*Exercise directions*: Please write out the records again, from the start of the records to the line with "502, 571, 518]", replacing "stray-dot" with "stray-mark" and leaving everything else unchanged.

<<<<

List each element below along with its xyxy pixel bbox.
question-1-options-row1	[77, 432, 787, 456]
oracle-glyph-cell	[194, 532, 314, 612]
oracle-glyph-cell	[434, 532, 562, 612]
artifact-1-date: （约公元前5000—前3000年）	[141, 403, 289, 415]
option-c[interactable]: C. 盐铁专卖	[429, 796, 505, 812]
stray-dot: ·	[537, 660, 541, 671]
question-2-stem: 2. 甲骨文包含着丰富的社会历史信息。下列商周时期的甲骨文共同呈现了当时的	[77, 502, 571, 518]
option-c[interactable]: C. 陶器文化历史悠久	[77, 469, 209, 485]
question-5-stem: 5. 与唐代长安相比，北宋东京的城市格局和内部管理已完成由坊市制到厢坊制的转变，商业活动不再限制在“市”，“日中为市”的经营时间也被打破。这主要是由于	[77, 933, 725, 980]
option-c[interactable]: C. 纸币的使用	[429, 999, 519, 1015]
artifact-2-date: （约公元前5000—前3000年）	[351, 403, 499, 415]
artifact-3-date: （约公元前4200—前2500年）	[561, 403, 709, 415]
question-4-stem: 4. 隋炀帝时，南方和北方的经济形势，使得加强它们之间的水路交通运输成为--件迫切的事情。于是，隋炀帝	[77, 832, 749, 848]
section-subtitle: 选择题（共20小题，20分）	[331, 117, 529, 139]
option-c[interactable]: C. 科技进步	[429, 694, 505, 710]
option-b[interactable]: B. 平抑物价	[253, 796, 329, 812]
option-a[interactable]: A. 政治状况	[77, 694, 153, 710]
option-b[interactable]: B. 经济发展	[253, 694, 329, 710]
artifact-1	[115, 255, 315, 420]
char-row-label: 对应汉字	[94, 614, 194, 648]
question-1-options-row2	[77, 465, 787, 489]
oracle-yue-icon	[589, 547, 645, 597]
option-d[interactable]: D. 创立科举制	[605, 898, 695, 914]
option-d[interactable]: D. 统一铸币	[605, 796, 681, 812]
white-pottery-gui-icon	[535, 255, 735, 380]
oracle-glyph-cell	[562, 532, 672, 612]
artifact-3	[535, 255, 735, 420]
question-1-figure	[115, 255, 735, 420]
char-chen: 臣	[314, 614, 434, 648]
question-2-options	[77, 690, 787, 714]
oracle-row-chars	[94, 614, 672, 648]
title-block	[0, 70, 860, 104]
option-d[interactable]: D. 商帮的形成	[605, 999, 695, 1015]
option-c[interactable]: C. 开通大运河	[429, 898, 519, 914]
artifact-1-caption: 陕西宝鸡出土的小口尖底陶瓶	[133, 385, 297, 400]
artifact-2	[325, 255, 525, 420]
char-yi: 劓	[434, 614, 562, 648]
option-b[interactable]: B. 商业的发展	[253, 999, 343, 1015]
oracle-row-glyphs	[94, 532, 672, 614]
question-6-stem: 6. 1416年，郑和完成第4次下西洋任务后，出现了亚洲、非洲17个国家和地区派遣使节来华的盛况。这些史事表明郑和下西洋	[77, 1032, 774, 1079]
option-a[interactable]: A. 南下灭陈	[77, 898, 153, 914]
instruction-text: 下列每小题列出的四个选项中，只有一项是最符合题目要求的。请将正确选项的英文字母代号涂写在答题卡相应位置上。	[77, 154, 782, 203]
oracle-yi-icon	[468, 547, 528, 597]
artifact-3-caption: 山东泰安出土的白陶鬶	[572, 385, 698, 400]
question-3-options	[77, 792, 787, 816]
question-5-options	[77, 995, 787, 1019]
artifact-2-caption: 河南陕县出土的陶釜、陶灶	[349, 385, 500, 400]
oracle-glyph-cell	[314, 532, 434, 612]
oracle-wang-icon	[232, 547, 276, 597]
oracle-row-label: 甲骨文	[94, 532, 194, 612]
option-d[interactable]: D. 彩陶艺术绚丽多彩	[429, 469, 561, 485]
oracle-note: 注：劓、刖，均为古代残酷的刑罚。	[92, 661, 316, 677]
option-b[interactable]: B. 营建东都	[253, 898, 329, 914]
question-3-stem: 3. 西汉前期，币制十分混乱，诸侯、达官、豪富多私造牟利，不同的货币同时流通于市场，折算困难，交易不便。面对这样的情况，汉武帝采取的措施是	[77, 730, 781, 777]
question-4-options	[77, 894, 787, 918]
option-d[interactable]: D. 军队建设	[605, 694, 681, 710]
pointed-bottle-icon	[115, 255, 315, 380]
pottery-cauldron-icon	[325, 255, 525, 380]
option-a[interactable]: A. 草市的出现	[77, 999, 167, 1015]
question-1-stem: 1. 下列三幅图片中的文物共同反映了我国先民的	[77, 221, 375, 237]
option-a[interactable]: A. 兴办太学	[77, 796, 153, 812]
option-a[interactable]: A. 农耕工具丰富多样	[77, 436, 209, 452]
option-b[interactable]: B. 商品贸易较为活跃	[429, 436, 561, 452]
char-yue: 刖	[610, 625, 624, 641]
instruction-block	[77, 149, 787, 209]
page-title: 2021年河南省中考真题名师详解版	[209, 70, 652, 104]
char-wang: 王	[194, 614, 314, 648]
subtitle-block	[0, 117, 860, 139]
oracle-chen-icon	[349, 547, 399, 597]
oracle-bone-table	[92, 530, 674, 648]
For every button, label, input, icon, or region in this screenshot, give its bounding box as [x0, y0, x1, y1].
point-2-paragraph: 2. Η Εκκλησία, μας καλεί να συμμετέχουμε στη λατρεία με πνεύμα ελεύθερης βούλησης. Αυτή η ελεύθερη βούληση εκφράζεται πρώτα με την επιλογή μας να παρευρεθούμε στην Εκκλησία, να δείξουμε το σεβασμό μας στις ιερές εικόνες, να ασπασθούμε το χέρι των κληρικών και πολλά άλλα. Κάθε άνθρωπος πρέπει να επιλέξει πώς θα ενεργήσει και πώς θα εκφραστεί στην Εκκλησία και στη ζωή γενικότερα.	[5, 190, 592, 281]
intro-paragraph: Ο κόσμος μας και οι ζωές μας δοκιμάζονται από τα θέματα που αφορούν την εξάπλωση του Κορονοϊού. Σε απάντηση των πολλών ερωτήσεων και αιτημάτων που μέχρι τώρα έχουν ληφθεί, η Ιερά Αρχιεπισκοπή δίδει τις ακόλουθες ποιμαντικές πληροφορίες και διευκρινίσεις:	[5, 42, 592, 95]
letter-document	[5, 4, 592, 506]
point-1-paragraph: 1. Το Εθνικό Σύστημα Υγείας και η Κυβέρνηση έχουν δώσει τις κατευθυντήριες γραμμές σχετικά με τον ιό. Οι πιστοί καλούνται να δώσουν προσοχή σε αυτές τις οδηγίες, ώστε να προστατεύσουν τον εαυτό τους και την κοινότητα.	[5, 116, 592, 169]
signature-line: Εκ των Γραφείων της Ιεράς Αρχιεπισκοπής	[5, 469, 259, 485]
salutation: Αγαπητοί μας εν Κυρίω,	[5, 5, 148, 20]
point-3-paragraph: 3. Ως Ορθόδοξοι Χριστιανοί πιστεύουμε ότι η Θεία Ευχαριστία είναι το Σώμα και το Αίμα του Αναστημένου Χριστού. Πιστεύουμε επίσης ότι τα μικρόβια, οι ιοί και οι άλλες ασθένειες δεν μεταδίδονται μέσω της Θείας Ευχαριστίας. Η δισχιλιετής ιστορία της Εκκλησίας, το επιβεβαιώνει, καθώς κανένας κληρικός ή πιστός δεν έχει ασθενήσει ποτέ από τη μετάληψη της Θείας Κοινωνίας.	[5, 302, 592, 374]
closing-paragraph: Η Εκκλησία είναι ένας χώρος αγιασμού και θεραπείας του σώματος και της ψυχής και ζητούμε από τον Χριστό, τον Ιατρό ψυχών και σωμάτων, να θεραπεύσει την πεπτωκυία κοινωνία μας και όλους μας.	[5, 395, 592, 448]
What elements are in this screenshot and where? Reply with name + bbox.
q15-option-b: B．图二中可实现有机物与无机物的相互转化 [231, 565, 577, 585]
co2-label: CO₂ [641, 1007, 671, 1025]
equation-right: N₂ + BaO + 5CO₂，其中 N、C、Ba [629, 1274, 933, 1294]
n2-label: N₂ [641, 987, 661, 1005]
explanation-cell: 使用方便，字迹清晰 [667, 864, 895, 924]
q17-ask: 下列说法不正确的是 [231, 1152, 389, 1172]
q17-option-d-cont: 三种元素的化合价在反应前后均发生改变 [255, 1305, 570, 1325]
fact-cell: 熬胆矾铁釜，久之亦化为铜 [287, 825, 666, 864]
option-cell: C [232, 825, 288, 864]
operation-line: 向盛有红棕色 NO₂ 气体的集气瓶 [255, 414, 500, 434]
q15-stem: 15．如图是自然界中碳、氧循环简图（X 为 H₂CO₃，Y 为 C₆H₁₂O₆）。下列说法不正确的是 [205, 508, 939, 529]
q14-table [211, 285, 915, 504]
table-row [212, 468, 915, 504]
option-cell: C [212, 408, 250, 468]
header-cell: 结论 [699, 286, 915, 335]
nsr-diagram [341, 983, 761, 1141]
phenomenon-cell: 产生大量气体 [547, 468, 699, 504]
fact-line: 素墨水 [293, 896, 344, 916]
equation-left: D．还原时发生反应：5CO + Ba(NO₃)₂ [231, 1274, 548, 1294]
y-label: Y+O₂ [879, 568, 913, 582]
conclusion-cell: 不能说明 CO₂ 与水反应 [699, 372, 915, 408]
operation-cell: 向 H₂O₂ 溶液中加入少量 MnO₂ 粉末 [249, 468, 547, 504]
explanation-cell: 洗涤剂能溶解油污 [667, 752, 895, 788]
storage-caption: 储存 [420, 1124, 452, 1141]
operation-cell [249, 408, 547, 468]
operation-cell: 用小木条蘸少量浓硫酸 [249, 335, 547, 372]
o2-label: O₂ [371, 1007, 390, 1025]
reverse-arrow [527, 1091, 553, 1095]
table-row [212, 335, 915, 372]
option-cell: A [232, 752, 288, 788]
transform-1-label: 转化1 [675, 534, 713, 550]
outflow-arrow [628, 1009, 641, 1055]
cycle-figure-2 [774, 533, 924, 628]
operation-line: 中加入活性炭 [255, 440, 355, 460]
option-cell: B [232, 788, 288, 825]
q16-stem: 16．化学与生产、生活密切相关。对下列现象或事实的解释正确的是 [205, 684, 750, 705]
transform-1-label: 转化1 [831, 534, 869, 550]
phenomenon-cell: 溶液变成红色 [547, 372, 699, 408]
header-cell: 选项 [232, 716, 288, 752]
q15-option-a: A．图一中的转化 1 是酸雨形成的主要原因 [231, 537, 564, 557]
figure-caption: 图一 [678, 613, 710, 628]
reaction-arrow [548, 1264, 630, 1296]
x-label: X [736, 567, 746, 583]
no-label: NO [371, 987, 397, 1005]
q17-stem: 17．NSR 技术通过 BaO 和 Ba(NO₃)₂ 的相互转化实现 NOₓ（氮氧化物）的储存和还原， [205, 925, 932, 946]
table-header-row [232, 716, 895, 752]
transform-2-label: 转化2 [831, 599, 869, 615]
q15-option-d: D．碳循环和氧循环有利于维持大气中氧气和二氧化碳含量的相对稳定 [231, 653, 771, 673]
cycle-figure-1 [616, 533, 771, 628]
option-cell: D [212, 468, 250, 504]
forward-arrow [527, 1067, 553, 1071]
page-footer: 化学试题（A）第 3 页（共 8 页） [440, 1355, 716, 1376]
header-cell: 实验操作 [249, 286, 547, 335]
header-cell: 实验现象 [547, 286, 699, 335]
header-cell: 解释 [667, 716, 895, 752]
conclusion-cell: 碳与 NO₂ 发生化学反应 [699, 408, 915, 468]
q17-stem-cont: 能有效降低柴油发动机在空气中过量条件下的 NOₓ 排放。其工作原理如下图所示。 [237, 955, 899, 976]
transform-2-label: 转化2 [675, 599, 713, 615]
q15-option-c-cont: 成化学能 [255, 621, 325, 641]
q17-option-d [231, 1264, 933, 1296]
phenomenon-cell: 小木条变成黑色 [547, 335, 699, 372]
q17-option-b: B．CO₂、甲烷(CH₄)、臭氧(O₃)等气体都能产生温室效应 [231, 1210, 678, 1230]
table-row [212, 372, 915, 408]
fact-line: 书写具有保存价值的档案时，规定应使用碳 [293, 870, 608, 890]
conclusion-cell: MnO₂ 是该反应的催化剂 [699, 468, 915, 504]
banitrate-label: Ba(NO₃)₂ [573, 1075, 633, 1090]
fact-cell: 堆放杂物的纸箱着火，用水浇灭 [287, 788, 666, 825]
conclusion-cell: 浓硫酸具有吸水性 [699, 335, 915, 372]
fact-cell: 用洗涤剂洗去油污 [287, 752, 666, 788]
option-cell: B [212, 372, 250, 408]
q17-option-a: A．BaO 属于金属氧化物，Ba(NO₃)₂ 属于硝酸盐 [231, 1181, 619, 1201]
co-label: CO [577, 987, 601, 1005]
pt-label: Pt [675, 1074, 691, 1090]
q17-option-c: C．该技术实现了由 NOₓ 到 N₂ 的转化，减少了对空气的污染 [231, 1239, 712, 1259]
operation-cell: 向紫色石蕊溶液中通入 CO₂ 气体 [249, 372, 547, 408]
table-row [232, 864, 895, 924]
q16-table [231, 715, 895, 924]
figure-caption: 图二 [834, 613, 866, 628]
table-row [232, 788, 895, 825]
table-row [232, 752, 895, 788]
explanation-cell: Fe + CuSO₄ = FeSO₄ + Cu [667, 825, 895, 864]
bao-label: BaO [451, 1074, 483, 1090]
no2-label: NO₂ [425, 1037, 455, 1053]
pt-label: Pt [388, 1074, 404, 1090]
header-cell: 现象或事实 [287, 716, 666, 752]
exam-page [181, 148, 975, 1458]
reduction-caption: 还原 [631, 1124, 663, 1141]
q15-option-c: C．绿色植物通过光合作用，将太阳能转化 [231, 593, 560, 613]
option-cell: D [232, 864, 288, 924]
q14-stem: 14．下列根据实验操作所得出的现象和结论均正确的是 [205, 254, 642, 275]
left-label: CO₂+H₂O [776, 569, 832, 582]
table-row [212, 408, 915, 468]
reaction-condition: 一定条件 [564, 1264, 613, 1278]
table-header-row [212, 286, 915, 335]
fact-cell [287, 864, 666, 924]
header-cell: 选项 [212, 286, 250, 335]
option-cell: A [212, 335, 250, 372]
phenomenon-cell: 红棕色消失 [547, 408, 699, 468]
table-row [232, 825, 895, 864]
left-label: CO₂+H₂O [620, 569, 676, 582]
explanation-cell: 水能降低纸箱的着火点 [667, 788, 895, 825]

>>>>

*The output*:
List each element below along with its xyxy pixel bbox.
question-1-options-row1	[77, 432, 787, 456]
oracle-glyph-cell	[194, 532, 314, 612]
oracle-glyph-cell	[434, 532, 562, 612]
artifact-1-date: （约公元前5000—前3000年）	[141, 403, 289, 415]
option-c[interactable]: C. 盐铁专卖	[429, 796, 505, 812]
stray-mark: ·	[537, 660, 541, 671]
question-2-stem: 2. 甲骨文包含着丰富的社会历史信息。下列商周时期的甲骨文共同呈现了当时的	[77, 502, 571, 518]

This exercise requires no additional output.